**Given records**.
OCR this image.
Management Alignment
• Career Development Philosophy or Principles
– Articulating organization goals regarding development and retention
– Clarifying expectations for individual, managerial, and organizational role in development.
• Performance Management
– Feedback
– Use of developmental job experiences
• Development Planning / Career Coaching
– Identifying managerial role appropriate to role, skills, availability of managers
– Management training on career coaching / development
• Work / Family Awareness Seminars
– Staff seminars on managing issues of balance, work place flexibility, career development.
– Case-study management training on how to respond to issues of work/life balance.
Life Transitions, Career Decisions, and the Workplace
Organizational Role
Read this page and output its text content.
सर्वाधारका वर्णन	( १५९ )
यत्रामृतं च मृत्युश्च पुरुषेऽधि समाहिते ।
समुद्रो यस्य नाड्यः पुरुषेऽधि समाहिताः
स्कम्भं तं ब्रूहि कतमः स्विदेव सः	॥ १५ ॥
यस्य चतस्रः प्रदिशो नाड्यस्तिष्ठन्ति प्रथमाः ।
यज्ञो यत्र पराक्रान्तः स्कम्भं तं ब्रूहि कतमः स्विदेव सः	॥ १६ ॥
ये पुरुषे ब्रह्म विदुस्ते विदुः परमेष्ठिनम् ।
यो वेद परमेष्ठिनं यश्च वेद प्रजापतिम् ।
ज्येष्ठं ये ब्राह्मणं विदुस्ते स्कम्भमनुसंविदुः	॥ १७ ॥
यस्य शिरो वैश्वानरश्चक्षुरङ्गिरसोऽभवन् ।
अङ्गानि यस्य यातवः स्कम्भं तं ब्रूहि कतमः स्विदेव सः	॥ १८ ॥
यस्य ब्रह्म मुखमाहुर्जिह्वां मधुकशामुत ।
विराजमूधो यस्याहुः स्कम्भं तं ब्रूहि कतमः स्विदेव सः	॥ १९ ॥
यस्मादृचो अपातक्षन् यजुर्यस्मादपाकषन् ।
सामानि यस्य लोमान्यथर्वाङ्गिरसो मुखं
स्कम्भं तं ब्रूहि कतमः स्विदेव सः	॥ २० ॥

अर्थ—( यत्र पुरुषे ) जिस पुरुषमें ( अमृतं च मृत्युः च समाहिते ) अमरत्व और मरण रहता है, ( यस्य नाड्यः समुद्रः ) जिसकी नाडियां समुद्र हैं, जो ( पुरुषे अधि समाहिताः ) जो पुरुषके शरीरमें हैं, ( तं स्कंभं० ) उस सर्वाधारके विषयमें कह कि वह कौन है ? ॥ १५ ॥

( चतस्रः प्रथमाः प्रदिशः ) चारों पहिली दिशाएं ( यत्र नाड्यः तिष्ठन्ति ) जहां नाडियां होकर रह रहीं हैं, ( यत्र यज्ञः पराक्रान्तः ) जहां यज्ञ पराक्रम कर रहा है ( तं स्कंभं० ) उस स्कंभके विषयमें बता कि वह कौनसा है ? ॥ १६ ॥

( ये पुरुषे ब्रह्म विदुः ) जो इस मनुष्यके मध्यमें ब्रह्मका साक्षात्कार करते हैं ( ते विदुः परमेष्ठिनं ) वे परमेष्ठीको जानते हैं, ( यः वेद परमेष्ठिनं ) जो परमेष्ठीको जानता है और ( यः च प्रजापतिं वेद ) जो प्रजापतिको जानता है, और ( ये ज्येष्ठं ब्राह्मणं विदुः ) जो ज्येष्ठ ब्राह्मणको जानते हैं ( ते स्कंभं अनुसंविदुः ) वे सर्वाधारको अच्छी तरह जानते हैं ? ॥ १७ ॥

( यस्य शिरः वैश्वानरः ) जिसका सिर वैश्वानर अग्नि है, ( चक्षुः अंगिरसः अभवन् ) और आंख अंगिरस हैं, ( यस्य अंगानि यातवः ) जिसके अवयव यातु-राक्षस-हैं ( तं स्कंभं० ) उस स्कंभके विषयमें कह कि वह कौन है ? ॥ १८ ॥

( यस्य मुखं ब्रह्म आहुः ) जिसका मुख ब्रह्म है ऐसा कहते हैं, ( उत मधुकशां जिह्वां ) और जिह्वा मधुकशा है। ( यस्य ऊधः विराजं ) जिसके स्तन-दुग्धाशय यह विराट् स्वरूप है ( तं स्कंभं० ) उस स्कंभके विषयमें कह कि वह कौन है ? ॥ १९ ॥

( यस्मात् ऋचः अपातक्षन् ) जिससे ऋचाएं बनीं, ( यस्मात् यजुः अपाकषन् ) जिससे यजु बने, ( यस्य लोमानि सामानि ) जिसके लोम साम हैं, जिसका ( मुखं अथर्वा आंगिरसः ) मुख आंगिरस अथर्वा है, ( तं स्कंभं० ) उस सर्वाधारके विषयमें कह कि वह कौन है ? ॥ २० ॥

**What the task asks**. Search the entries for the word "this" and gather every line where it appears.

**Task solution**.
OCR this image.
Read this page and output its text content.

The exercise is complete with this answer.